• _What to produce_
Below are records to repeat exactly. Omit the pictures from the copy.

+-------+

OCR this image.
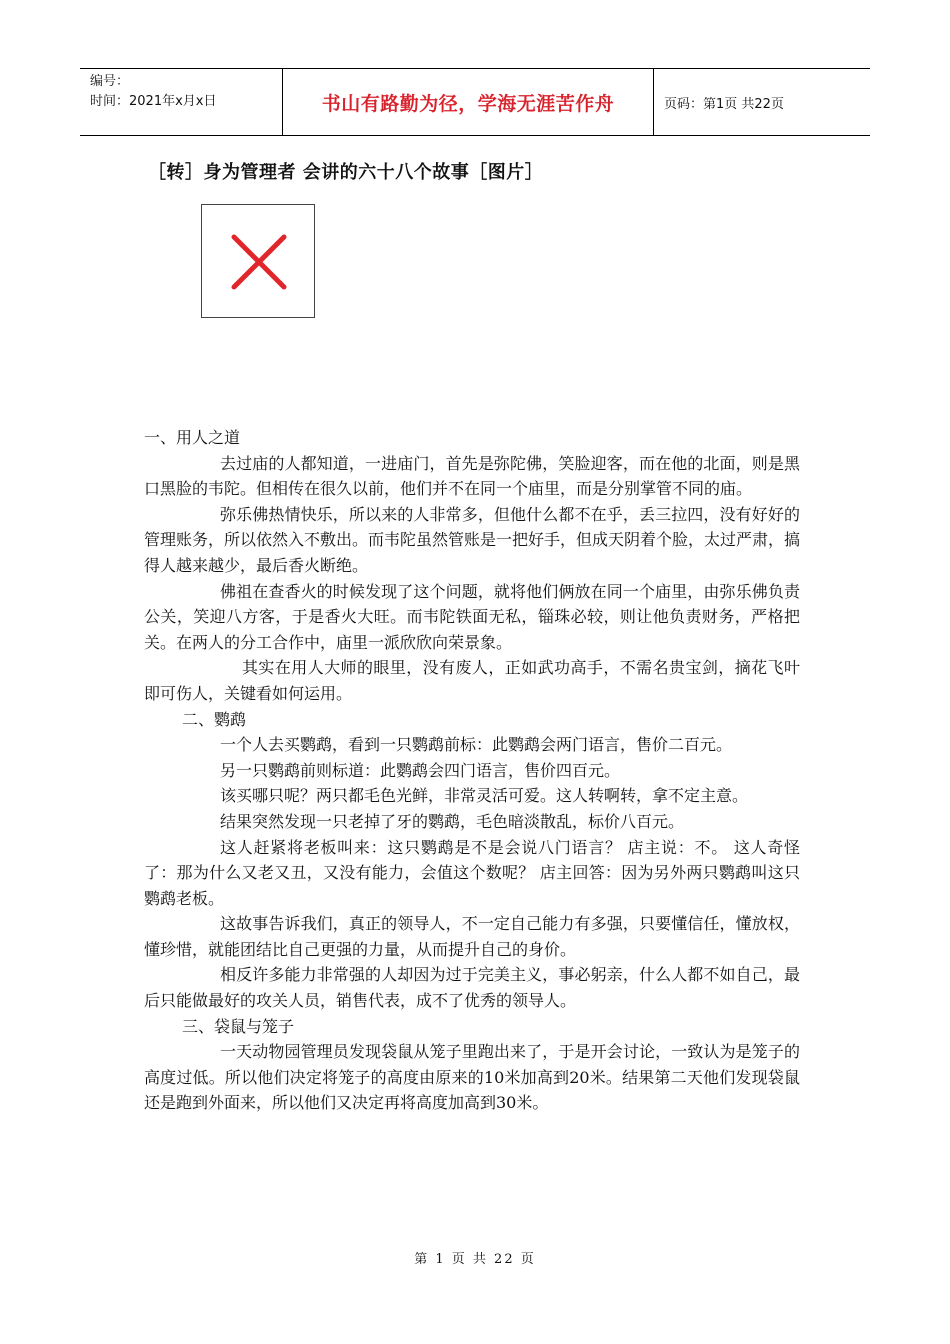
编号：
时间：2021年x月x日	书山有路勤为径，学海无涯苦作舟	页码：第1页 共22页
［转］身为管理者 会讲的六十八个故事［图片］

一、用人之道

去过庙的人都知道，一进庙门，首先是弥陀佛，笑脸迎客，而在他的北面，则是黑口黑脸的韦陀。但相传在很久以前，他们并不在同一个庙里，而是分别掌管不同的庙。

弥乐佛热情快乐，所以来的人非常多，但他什么都不在乎，丢三拉四，没有好好的管理账务，所以依然入不敷出。而韦陀虽然管账是一把好手，但成天阴着个脸，太过严肃，搞得人越来越少，最后香火断绝。

佛祖在查香火的时候发现了这个问题，就将他们俩放在同一个庙里，由弥乐佛负责公关，笑迎八方客，于是香火大旺。而韦陀铁面无私，锱珠必较，则让他负责财务，严格把关。在两人的分工合作中，庙里一派欣欣向荣景象。

其实在用人大师的眼里，没有废人，正如武功高手，不需名贵宝剑，摘花飞叶即可伤人，关键看如何运用。

二、鹦鹉

一个人去买鹦鹉，看到一只鹦鹉前标：此鹦鹉会两门语言，售价二百元。

另一只鹦鹉前则标道：此鹦鹉会四门语言，售价四百元。

该买哪只呢？两只都毛色光鲜，非常灵活可爱。这人转啊转，拿不定主意。

结果突然发现一只老掉了牙的鹦鹉，毛色暗淡散乱，标价八百元。

这人赶紧将老板叫来：这只鹦鹉是不是会说八门语言？ 店主说：不。 这人奇怪了：那为什么又老又丑，又没有能力，会值这个数呢？ 店主回答：因为另外两只鹦鹉叫这只鹦鹉老板。

这故事告诉我们，真正的领导人，不一定自己能力有多强，只要懂信任，懂放权，懂珍惜，就能团结比自己更强的力量，从而提升自己的身价。

相反许多能力非常强的人却因为过于完美主义，事必躬亲，什么人都不如自己，最后只能做最好的攻关人员，销售代表，成不了优秀的领导人。

三、袋鼠与笼子

一天动物园管理员发现袋鼠从笼子里跑出来了，于是开会讨论，一致认为是笼子的高度过低。所以他们决定将笼子的高度由原来的10米加高到20米。结果第二天他们发现袋鼠还是跑到外面来，所以他们又决定再将高度加高到30米。

第 1 页 共 22 页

+-------+

• _Reply_
OCR this image.
编号：
时间：2021年x月x日	书山有路勤为径，学海无涯苦作舟	页码：第1页 共22页
［转］身为管理者 会讲的六十八个故事［图片］

一、用人之道

去过庙的人都知道，一进庙门，首先是弥陀佛，笑脸迎客，而在他的北面，则是黑口黑脸的韦陀。但相传在很久以前，他们并不在同一个庙里，而是分别掌管不同的庙。

弥乐佛热情快乐，所以来的人非常多，但他什么都不在乎，丢三拉四，没有好好的管理账务，所以依然入不敷出。而韦陀虽然管账是一把好手，但成天阴着个脸，太过严肃，搞得人越来越少，最后香火断绝。

佛祖在查香火的时候发现了这个问题，就将他们俩放在同一个庙里，由弥乐佛负责公关，笑迎八方客，于是香火大旺。而韦陀铁面无私，锱珠必较，则让他负责财务，严格把关。在两人的分工合作中，庙里一派欣欣向荣景象。

其实在用人大师的眼里，没有废人，正如武功高手，不需名贵宝剑，摘花飞叶即可伤人，关键看如何运用。

二、鹦鹉

一个人去买鹦鹉，看到一只鹦鹉前标：此鹦鹉会两门语言，售价二百元。

另一只鹦鹉前则标道：此鹦鹉会四门语言，售价四百元。

该买哪只呢？两只都毛色光鲜，非常灵活可爱。这人转啊转，拿不定主意。

结果突然发现一只老掉了牙的鹦鹉，毛色暗淡散乱，标价八百元。

这人赶紧将老板叫来：这只鹦鹉是不是会说八门语言？ 店主说：不。 这人奇怪了：那为什么又老又丑，又没有能力，会值这个数呢？ 店主回答：因为另外两只鹦鹉叫这只鹦鹉老板。

这故事告诉我们，真正的领导人，不一定自己能力有多强，只要懂信任，懂放权，懂珍惜，就能团结比自己更强的力量，从而提升自己的身价。

相反许多能力非常强的人却因为过于完美主义，事必躬亲，什么人都不如自己，最后只能做最好的攻关人员，销售代表，成不了优秀的领导人。

三、袋鼠与笼子

一天动物园管理员发现袋鼠从笼子里跑出来了，于是开会讨论，一致认为是笼子的高度过低。所以他们决定将笼子的高度由原来的10米加高到20米。结果第二天他们发现袋鼠还是跑到外面来，所以他们又决定再将高度加高到30米。

第 1 页 共 22 页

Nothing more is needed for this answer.